### Instrução
No trecho selecionado sobre o podcast “Sem Título”, com quem é a conversa do primeiro episódio e qual cargo essa pessoa ocupa?

### Trecho selecionado
▼

Podcast “Sem Título”
Você já parou para pensar que toda interação humana é uma história em potencial? Ao mesmo tempo em que a vida acontece, grandes e pequenos acontecimentos surgem e se dissipam, constantemente. Pensando nisso, o novo podcast do Centro Cultural São Paulo, “Sem Título”, conta para o público histórias, anedotas, acontecimentos, fatos e curiosidades ainda não contados, que se passaram dentro da instituição, e que marcaram, de alguma forma, a vida de seus funcionários.
No primeiro episódio, conversamos com a Cláudia Bianchi, coordenadora do Laboratório de Conservação e Restauro do CCSP, que faz parte da Supervisão de Acervos.
Para ouvir o episódio na íntegra clique aqui e acesse o Spotify do CCSP. Também disponível no Google Podcasts e na Radio Public.
No YouTube do CCSP você confere a entrevista completa com Cláudia Bianchi.
Episódio #01 – O que foi e o que será
Notas e referências bibliográficas
1. Êxtase de Santa Teresa é uma das esculturas mais famosas do século XVII, feita pelo artista Gian Lorezno Bernini.
2. Pietà, de Michelangelo, é uma escultura feita em mármore, em 1499, e representa a Virgem Maria segurando Jesus, já sem vida, em seus braços.
3. O Santo Sudário de Turim é um pedaço de pano com o negativo da imagem de um homem, que muitos acreditam ser Jesus. Assim, o tecido seria uma espécie de mortalha onde este foi envolto após a crucificação.
4. Fotos da obra Ecco Narcisus, de Hudinilson Junior, 1991
5. Informações sobre a obra Ecco Narcisus, de Hudinilson Junior, 1991
6. Artigo sobre a exposição Ecco Narcisus, de Hudinilson Junior, em 2010, na Capela do Morumbi
7. Livro Metamorfoses, de Ovídio. Disponível para consulta e empréstimo na Biblioteca Sérgio Milliet do CCSP
8. Artigo “Hudinilson Jr.: o diário fragmentado de um corpo queer e desejante”, de Theo-Mario Coppola
9. HUDINILSON Jr.. In: ENCICLOPÉDIA Itaú Cultural de Arte e Cultura Brasileira. São Paulo: Itaú Cultural, 2023. Disponível em: http://enciclopedia.itaucultural.org.br/pessoa21081/hudinilson-jr. Acesso em: 14 de junho de 2023. Verbete da Enciclopédia.

▲

### Dados fornecidos

▼

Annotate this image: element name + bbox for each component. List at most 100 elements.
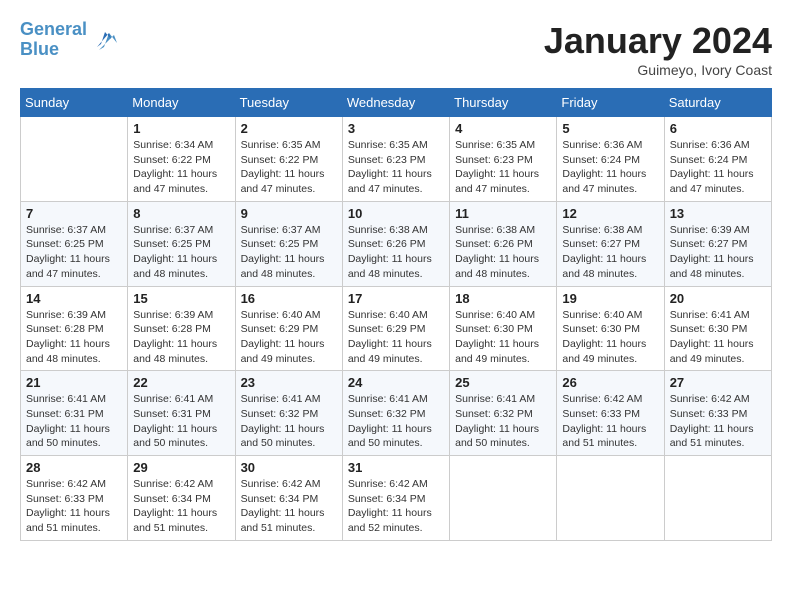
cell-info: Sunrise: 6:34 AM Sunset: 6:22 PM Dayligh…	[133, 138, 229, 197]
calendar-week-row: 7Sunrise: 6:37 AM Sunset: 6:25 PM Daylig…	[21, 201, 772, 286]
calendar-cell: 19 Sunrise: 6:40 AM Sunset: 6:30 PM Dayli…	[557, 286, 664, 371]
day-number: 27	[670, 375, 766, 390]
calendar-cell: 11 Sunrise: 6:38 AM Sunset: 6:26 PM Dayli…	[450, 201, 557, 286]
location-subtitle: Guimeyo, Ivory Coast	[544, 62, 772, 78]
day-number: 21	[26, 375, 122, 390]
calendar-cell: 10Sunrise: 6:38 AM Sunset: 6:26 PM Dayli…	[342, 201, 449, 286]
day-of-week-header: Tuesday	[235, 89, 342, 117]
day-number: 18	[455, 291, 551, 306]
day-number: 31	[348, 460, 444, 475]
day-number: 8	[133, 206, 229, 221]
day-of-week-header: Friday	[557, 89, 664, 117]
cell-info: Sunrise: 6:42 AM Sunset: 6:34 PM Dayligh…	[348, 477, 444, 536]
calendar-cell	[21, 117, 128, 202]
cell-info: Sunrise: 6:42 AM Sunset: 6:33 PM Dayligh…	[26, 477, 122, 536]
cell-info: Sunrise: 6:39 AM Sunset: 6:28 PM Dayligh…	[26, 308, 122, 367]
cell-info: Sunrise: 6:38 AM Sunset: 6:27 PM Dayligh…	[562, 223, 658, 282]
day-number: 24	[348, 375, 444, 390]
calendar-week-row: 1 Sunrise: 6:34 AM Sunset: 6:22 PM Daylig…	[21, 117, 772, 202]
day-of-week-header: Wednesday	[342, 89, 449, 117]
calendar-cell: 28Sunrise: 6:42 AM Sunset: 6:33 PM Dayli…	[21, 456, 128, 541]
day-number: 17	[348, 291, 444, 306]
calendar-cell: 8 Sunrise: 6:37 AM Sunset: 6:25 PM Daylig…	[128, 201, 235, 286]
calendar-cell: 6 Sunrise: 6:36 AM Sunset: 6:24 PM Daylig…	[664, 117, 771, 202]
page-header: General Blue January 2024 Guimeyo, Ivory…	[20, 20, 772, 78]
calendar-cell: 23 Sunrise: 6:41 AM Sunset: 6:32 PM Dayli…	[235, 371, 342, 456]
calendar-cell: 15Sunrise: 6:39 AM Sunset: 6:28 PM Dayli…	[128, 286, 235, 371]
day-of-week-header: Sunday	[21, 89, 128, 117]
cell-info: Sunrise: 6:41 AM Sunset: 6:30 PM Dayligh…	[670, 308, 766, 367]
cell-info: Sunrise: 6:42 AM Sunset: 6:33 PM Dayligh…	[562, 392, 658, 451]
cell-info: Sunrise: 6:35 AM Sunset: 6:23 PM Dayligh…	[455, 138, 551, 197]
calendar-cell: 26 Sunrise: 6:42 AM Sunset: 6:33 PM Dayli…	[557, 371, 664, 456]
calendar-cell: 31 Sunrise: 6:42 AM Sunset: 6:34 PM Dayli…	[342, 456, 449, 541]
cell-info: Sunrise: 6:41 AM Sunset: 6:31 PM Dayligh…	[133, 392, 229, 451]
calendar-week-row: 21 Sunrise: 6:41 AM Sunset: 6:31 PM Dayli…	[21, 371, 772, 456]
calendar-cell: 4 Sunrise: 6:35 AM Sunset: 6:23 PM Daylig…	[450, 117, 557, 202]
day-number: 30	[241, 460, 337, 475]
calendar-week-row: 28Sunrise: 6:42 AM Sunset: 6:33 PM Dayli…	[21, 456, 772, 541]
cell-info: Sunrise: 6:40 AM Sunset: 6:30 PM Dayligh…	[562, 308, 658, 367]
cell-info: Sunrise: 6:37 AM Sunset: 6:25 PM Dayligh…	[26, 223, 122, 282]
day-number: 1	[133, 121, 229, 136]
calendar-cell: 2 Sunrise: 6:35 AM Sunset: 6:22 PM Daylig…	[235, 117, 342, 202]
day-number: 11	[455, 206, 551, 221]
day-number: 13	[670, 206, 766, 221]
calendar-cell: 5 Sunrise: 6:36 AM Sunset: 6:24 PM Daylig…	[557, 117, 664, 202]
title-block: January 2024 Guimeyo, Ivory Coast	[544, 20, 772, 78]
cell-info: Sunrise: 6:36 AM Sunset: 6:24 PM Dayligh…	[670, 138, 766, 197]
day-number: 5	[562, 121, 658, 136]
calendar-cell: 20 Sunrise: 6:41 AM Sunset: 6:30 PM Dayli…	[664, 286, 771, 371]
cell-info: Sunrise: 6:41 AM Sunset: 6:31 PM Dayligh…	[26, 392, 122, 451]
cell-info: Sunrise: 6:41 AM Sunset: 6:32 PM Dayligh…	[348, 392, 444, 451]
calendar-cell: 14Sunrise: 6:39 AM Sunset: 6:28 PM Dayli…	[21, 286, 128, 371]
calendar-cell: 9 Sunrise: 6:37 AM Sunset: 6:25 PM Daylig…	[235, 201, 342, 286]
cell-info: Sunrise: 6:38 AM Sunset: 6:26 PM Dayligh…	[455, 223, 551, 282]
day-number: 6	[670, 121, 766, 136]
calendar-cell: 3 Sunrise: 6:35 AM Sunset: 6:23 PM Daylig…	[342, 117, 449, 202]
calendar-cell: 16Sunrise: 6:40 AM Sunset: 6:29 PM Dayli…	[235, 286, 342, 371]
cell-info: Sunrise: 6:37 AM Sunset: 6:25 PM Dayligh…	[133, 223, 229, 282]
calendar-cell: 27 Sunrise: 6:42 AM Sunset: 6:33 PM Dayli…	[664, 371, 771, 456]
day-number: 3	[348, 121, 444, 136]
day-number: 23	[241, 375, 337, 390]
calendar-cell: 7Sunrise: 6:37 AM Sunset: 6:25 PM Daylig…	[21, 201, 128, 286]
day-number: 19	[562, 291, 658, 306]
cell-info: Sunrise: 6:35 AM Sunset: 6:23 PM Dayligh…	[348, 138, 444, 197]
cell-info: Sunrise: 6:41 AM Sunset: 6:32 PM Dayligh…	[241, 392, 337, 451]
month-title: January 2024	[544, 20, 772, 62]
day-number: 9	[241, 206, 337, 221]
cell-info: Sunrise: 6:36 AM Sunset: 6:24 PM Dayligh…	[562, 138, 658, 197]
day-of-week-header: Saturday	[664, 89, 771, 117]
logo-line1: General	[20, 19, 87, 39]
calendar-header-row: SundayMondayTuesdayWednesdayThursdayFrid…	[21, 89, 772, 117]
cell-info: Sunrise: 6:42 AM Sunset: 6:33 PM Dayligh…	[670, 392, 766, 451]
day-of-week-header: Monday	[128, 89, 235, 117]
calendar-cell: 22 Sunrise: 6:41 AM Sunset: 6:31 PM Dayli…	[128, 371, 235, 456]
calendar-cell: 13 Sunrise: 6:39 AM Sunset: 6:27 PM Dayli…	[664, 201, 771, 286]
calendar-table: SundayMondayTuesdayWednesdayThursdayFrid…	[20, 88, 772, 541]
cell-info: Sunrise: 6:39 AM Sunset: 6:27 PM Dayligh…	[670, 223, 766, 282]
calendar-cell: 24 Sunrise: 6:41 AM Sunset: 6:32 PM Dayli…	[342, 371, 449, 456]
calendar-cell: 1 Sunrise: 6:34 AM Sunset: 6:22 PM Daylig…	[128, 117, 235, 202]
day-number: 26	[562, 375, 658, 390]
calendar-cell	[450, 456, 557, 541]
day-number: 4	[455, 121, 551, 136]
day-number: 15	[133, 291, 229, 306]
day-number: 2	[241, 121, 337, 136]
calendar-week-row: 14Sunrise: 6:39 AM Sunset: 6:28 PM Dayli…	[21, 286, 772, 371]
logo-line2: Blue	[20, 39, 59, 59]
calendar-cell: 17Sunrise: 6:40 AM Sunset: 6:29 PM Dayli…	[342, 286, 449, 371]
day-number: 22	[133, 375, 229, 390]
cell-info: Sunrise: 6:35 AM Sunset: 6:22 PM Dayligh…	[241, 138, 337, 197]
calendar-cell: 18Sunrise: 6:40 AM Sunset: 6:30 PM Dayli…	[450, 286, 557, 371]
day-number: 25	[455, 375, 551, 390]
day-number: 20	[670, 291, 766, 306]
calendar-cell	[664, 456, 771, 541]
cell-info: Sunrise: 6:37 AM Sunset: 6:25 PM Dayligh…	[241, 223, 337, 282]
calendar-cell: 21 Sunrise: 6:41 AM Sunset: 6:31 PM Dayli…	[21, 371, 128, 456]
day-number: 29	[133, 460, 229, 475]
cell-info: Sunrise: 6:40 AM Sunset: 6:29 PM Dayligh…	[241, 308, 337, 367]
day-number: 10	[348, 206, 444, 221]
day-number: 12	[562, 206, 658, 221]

▲
▼

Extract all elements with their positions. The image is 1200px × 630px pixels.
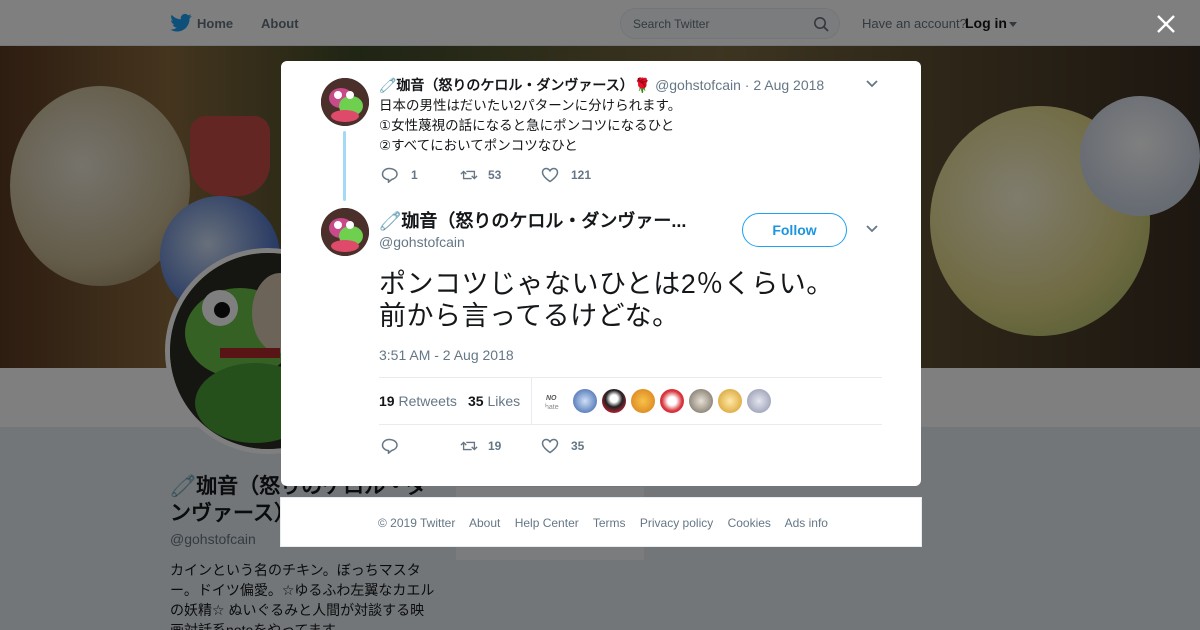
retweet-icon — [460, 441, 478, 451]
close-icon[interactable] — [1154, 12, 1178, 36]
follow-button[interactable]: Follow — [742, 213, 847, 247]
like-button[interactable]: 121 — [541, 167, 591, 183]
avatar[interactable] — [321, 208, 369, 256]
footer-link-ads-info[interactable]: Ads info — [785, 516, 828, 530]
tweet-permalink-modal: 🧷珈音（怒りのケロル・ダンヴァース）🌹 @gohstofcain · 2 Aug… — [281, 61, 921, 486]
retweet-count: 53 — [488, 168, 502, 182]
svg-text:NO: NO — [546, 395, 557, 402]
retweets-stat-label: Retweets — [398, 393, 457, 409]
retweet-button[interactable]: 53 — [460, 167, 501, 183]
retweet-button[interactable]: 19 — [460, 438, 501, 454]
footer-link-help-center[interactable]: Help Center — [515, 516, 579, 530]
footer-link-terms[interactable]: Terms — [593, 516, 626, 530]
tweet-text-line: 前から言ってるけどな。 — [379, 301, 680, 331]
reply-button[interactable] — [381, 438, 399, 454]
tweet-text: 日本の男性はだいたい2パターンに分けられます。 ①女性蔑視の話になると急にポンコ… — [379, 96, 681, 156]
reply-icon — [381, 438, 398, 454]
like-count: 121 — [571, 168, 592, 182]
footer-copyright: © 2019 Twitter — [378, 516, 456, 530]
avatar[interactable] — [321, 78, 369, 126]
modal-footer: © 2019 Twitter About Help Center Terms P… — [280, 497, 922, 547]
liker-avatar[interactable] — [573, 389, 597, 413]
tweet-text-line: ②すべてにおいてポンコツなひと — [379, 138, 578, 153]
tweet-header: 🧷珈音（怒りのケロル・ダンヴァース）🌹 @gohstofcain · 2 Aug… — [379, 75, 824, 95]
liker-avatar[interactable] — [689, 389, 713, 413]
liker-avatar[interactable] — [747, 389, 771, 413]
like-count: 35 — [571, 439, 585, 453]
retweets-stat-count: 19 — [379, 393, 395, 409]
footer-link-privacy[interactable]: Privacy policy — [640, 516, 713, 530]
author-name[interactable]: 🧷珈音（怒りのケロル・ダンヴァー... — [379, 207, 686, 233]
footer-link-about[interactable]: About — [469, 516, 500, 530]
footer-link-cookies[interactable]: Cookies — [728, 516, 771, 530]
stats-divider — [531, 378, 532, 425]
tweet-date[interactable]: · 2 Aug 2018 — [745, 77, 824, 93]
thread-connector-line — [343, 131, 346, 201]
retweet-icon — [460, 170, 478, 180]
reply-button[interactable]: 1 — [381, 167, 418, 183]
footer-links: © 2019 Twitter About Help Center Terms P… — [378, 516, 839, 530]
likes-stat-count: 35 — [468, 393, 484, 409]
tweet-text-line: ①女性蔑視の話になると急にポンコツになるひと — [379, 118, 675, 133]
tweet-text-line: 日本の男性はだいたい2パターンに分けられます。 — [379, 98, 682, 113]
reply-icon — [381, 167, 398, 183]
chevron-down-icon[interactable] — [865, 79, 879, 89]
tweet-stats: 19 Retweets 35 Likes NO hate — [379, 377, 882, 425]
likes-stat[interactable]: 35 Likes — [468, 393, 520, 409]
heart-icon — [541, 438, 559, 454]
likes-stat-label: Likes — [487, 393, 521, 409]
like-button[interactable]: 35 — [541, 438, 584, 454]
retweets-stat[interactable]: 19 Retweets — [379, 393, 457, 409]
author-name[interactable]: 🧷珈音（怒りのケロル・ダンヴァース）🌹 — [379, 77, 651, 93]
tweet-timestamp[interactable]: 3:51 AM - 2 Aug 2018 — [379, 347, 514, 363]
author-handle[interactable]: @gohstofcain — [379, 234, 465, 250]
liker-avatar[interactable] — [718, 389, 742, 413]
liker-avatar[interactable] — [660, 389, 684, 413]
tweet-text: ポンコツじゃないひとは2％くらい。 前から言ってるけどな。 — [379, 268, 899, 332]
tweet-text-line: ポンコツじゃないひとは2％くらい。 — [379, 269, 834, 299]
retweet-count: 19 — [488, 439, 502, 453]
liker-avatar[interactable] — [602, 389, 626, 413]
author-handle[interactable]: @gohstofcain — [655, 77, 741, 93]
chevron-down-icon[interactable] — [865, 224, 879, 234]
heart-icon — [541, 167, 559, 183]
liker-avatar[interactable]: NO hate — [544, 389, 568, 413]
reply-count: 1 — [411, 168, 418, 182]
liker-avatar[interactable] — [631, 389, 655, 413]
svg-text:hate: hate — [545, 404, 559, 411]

▲
▼

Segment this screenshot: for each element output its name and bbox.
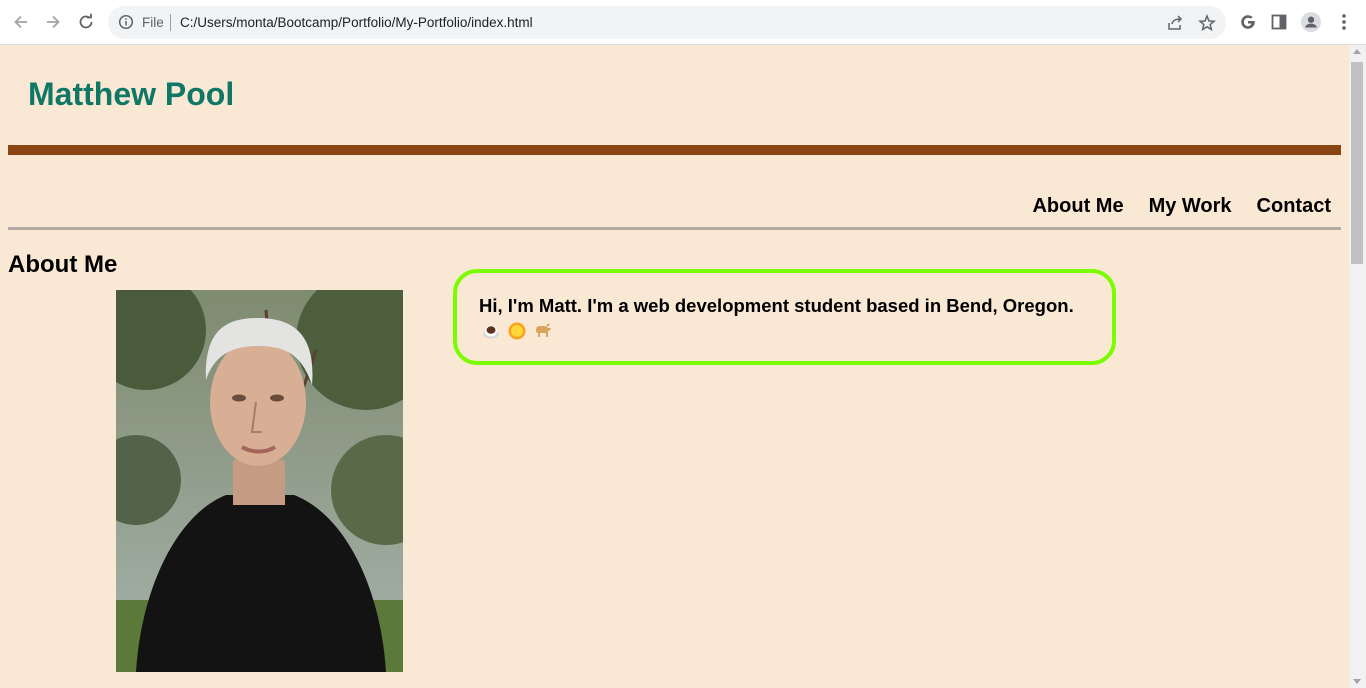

▲

### Solução completa
Com Cláudia Bianchi, coordenadora do Laboratório de Conservação e Restauro do CCSP.